Description of the task.
Write out each line exactly as it stands, please.
-- Start Listing --
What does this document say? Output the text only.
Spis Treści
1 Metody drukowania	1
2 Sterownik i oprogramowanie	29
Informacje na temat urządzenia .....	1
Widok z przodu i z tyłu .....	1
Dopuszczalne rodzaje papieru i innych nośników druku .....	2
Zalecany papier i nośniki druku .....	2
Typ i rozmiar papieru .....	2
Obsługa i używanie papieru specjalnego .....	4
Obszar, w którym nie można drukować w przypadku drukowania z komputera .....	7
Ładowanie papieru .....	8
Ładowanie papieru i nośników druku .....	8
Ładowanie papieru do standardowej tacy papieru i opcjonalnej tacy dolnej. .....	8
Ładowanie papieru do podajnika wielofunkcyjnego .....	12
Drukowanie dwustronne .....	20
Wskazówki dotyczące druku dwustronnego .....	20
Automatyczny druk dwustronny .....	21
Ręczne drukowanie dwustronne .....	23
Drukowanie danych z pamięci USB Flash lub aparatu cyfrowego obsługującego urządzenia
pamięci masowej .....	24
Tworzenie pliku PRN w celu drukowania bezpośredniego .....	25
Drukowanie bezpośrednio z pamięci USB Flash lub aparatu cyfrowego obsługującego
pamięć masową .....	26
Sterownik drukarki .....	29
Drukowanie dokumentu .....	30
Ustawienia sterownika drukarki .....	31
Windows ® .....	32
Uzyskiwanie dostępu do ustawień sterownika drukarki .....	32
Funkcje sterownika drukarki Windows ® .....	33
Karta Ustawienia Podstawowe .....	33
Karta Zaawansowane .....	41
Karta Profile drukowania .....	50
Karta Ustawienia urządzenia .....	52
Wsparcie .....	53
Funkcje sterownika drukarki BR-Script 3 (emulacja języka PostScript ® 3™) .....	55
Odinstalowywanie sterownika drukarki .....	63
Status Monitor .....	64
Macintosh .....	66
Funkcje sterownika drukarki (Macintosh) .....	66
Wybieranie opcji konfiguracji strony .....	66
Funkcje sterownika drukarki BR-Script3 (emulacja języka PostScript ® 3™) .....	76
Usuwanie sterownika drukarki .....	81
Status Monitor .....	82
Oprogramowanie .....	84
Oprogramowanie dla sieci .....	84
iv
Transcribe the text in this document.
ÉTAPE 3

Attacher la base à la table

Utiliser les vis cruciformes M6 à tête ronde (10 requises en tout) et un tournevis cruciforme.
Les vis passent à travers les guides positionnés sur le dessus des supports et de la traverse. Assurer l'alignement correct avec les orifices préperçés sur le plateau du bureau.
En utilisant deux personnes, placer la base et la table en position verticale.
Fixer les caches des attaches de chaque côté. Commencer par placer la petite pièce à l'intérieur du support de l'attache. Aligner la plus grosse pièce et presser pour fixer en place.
-- End Listing --
Answer below.
What does this document say? Output the text only.
Spis Treści
1 Metody drukowania	1
2 Sterownik i oprogramowanie	29
Informacje na temat urządzenia .....	1
Widok z przodu i z tyłu .....	1
Dopuszczalne rodzaje papieru i innych nośników druku .....	2
Zalecany papier i nośniki druku .....	2
Typ i rozmiar papieru .....	2
Obsługa i używanie papieru specjalnego .....	4
Obszar, w którym nie można drukować w przypadku drukowania z komputera .....	7
Ładowanie papieru .....	8
Ładowanie papieru i nośników druku .....	8
Ładowanie papieru do standardowej tacy papieru i opcjonalnej tacy dolnej. .....	8
Ładowanie papieru do podajnika wielofunkcyjnego .....	12
Drukowanie dwustronne .....	20
Wskazówki dotyczące druku dwustronnego .....	20
Automatyczny druk dwustronny .....	21
Ręczne drukowanie dwustronne .....	23
Drukowanie danych z pamięci USB Flash lub aparatu cyfrowego obsługującego urządzenia
pamięci masowej .....	24
Tworzenie pliku PRN w celu drukowania bezpośredniego .....	25
Drukowanie bezpośrednio z pamięci USB Flash lub aparatu cyfrowego obsługującego
pamięć masową .....	26
Sterownik drukarki .....	29
Drukowanie dokumentu .....	30
Ustawienia sterownika drukarki .....	31
Windows ® .....	32
Uzyskiwanie dostępu do ustawień sterownika drukarki .....	32
Funkcje sterownika drukarki Windows ® .....	33
Karta Ustawienia Podstawowe .....	33
Karta Zaawansowane .....	41
Karta Profile drukowania .....	50
Karta Ustawienia urządzenia .....	52
Wsparcie .....	53
Funkcje sterownika drukarki BR-Script 3 (emulacja języka PostScript ® 3™) .....	55
Odinstalowywanie sterownika drukarki .....	63
Status Monitor .....	64
Macintosh .....	66
Funkcje sterownika drukarki (Macintosh) .....	66
Wybieranie opcji konfiguracji strony .....	66
Funkcje sterownika drukarki BR-Script3 (emulacja języka PostScript ® 3™) .....	76
Usuwanie sterownika drukarki .....	81
Status Monitor .....	82
Oprogramowanie .....	84
Oprogramowanie dla sieci .....	84
iv
Transcribe the text in this document.
ÉTAPE 3

Attacher la base à la table

Utiliser les vis cruciformes M6 à tête ronde (10 requises en tout) et un tournevis cruciforme.
Les vis passent à travers les guides positionnés sur le dessus des supports et de la traverse. Assurer l'alignement correct avec les orifices préperçés sur le plateau du bureau.
En utilisant deux personnes, placer la base et la table en position verticale.
Fixer les caches des attaches de chaque côté. Commencer par placer la petite pièce à l'intérieur du support de l'attache. Aligner la plus grosse pièce et presser pour fixer en place.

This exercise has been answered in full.